» **Instructions for the task**: Print out the material that follows word for word.

» **Extracted data entries**:

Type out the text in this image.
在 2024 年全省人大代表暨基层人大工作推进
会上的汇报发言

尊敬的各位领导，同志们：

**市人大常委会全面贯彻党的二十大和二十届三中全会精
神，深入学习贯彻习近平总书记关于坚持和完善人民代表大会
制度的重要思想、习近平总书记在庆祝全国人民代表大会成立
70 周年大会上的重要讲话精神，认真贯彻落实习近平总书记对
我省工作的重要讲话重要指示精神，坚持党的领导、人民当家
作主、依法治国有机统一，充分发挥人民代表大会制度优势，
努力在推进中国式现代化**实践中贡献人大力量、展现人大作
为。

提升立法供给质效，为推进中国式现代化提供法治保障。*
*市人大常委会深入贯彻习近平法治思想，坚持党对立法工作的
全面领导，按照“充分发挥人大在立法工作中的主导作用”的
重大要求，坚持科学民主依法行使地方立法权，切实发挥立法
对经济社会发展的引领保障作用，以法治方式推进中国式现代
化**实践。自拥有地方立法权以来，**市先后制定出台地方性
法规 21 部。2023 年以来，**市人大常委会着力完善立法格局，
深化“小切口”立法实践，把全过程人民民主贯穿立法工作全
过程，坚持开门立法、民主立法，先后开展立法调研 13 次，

» **Output of the exercise**:
Type out the text in this image.
在 2024 年全省人大代表暨基层人大工作推进
会上的汇报发言

尊敬的各位领导，同志们：

**市人大常委会全面贯彻党的二十大和二十届三中全会精
神，深入学习贯彻习近平总书记关于坚持和完善人民代表大会
制度的重要思想、习近平总书记在庆祝全国人民代表大会成立
70 周年大会上的重要讲话精神，认真贯彻落实习近平总书记对
我省工作的重要讲话重要指示精神，坚持党的领导、人民当家
作主、依法治国有机统一，充分发挥人民代表大会制度优势，
努力在推进中国式现代化**实践中贡献人大力量、展现人大作
为。

提升立法供给质效，为推进中国式现代化提供法治保障。*
*市人大常委会深入贯彻习近平法治思想，坚持党对立法工作的
全面领导，按照“充分发挥人大在立法工作中的主导作用”的
重大要求，坚持科学民主依法行使地方立法权，切实发挥立法
对经济社会发展的引领保障作用，以法治方式推进中国式现代
化**实践。自拥有地方立法权以来，**市先后制定出台地方性
法规 21 部。2023 年以来，**市人大常委会着力完善立法格局，
深化“小切口”立法实践，把全过程人民民主贯穿立法工作全
过程，坚持开门立法、民主立法，先后开展立法调研 13 次，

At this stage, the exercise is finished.